* INFORMATION SHOWN *
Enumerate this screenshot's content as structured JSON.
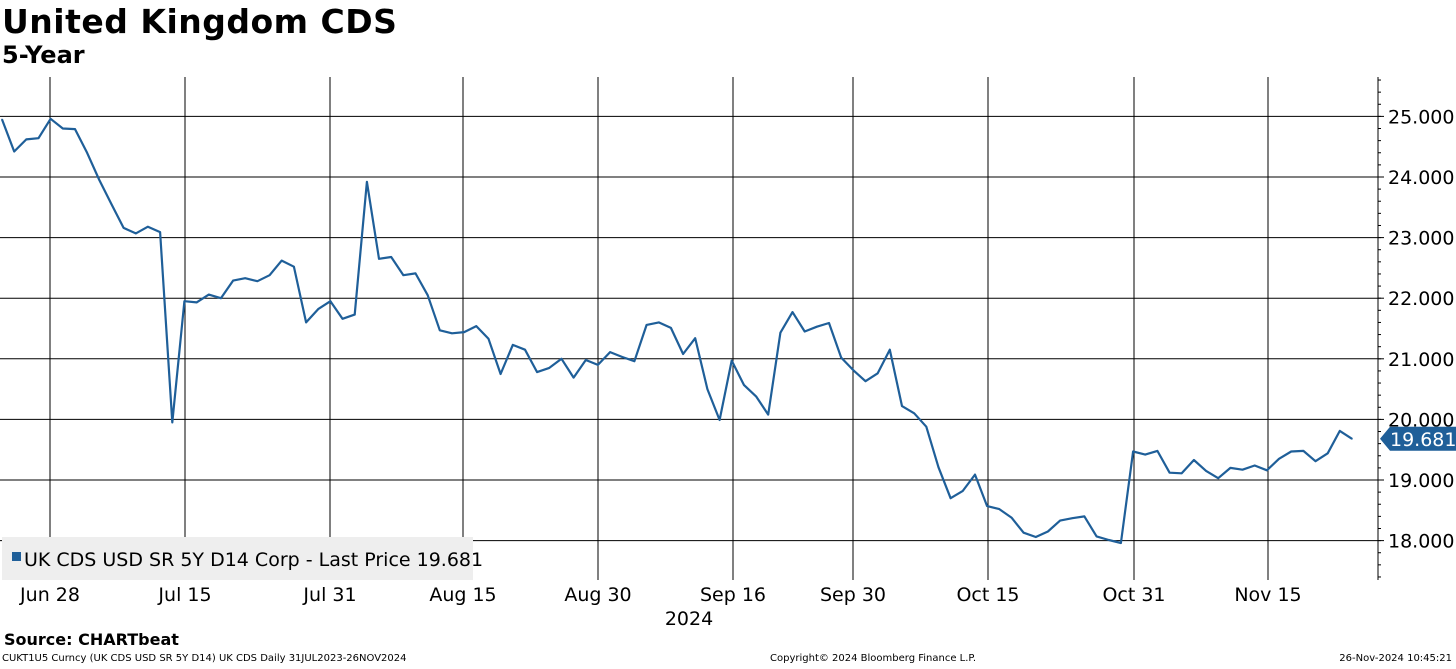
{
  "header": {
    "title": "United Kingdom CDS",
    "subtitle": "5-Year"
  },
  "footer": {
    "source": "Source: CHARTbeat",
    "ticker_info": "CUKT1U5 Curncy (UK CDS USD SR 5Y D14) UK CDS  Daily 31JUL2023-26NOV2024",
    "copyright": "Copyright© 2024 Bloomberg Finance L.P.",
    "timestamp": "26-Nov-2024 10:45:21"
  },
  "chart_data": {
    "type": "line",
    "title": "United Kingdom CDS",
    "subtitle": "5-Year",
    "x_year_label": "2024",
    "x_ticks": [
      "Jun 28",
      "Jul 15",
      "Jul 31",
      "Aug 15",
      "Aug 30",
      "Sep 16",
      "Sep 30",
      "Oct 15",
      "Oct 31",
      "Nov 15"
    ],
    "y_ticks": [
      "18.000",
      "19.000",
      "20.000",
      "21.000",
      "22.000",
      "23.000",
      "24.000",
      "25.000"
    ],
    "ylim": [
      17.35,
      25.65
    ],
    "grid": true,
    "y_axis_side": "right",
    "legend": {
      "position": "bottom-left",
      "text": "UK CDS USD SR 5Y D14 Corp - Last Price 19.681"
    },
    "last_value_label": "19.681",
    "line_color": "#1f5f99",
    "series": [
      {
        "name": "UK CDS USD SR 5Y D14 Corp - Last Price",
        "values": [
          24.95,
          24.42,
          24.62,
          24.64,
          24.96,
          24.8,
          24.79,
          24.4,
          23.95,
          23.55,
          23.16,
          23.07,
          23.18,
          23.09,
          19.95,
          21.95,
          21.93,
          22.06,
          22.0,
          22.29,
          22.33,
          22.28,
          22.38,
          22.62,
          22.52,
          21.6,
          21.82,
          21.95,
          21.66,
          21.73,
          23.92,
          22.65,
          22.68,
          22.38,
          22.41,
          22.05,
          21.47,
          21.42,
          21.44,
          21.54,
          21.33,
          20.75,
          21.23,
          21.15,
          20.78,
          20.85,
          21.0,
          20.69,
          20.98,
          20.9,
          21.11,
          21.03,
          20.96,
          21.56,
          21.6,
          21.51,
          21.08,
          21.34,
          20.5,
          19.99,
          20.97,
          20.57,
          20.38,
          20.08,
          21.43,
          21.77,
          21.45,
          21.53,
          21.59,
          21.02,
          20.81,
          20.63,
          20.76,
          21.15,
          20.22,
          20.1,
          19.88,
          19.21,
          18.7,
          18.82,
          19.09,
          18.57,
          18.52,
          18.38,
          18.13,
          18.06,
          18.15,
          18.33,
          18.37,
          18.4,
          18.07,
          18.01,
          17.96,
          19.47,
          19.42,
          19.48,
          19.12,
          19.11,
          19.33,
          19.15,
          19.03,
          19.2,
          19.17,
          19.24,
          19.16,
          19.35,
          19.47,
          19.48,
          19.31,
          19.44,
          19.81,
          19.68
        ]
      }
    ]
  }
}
==
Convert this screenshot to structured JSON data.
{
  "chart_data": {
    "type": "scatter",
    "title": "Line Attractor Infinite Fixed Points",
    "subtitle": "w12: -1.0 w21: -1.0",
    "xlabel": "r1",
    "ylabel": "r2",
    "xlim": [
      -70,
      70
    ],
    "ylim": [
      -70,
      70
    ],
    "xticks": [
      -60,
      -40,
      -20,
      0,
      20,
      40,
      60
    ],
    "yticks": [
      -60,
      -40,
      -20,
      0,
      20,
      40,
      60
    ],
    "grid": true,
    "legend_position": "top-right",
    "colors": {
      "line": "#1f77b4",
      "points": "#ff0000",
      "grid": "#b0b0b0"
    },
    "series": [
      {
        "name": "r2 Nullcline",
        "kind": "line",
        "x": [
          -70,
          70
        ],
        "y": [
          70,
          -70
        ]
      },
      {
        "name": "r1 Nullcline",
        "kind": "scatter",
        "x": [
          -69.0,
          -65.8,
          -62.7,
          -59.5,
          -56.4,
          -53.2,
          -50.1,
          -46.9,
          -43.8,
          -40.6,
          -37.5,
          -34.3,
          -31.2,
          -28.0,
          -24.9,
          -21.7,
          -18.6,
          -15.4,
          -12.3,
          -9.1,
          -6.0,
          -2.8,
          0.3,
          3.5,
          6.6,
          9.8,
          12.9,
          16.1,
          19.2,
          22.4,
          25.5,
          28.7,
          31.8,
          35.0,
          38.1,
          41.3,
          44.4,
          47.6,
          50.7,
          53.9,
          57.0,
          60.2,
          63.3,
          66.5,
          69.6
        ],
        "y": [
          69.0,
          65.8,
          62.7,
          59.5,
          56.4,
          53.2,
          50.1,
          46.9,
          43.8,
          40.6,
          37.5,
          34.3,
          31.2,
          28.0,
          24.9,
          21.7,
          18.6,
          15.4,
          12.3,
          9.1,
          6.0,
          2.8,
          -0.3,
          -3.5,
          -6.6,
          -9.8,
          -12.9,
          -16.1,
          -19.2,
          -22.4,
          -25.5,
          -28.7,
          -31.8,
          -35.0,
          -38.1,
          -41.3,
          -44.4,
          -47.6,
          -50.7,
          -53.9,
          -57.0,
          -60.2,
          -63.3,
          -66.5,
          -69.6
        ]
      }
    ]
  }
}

* WORK TO DO *
Identify the lines of the entries containing the string "name". Copy each such line.

* WRITTEN SOLUTION *
        "name": "UK CDS USD SR 5Y D14 Corp - Last Price",
        "name": "r2 Nullcline",
        "name": "r1 Nullcline",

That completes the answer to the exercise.